_The task_. Go through the entries one line at a time, and gather every line that has the word "KB국민은행".

_Material_.
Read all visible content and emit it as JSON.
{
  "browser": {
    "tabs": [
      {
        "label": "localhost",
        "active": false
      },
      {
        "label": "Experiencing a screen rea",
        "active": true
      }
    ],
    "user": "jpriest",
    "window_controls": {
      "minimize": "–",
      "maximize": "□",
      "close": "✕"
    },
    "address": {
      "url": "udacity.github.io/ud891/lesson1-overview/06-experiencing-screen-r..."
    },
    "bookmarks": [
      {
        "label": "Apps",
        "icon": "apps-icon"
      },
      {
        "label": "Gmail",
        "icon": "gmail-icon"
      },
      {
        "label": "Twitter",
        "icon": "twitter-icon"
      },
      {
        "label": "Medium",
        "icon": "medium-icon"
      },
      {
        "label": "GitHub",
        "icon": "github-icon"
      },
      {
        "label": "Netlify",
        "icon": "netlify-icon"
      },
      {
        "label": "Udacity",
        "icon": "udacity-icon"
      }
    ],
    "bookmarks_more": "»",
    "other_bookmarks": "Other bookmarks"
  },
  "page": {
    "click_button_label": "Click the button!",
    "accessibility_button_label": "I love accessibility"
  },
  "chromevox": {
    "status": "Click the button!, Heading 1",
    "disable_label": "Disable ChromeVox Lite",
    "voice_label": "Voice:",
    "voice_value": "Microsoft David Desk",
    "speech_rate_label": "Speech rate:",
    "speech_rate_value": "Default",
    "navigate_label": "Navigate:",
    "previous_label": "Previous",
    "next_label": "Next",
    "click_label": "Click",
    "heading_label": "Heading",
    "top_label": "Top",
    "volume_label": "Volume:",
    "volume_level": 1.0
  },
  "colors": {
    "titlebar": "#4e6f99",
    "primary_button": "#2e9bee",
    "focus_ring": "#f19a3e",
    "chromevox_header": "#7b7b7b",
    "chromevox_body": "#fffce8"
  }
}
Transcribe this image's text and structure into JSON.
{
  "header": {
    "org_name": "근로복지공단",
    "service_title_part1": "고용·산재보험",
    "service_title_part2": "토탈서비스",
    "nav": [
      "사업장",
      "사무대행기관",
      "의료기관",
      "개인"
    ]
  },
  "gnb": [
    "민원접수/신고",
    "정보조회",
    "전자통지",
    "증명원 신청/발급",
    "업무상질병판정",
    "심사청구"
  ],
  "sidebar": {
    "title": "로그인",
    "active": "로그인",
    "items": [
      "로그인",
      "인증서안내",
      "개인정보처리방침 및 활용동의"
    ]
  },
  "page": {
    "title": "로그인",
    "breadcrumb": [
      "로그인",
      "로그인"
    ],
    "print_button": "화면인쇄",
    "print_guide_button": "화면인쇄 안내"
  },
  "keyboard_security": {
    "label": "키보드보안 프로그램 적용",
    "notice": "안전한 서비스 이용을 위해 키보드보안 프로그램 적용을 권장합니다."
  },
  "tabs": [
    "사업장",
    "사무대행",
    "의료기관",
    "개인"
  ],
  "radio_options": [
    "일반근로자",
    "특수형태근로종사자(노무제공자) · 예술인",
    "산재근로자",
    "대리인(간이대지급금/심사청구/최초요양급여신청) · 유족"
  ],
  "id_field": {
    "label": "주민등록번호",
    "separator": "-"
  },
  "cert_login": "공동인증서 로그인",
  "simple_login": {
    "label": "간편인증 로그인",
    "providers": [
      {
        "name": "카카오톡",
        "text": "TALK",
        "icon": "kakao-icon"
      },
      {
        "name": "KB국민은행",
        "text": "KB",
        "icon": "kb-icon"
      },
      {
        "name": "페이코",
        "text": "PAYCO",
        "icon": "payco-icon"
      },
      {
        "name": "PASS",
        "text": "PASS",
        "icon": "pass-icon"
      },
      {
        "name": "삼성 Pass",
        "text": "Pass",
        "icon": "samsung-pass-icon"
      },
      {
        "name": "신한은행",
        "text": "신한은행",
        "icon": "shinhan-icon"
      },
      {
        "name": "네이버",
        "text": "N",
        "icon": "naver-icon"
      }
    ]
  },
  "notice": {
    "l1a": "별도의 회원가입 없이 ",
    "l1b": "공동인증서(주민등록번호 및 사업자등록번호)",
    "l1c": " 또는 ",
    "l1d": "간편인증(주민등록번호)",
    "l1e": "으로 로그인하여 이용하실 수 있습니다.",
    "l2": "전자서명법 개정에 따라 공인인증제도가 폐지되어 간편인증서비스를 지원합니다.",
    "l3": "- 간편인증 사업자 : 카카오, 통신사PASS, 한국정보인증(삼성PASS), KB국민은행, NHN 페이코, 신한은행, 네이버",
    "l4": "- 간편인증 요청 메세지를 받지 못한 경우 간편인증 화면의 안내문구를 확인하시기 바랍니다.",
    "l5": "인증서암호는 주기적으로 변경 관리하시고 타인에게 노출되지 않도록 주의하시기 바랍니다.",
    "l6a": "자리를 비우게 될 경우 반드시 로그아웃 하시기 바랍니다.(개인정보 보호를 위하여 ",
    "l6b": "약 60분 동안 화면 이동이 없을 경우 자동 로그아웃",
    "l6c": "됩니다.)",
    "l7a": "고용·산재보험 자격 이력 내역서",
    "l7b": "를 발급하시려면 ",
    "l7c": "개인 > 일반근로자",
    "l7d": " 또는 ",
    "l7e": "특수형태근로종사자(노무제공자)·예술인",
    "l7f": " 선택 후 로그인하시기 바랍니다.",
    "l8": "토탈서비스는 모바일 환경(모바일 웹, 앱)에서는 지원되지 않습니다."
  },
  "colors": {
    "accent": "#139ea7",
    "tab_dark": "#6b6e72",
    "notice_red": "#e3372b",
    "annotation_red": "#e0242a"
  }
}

==

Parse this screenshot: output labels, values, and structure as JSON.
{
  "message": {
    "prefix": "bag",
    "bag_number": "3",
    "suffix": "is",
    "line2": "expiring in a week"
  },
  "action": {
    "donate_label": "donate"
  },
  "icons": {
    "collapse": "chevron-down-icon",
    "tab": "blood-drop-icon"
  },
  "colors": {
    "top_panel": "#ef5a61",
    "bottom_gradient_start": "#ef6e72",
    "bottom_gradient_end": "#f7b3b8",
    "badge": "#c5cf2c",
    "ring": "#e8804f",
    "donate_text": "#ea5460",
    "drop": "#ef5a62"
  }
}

_Exercise answer_.
        "name": "KB국민은행",
    "l3": "- 간편인증 사업자 : 카카오, 통신사PASS, 한국정보인증(삼성PASS), KB국민은행, NHN 페이코, 신한은행, 네이버",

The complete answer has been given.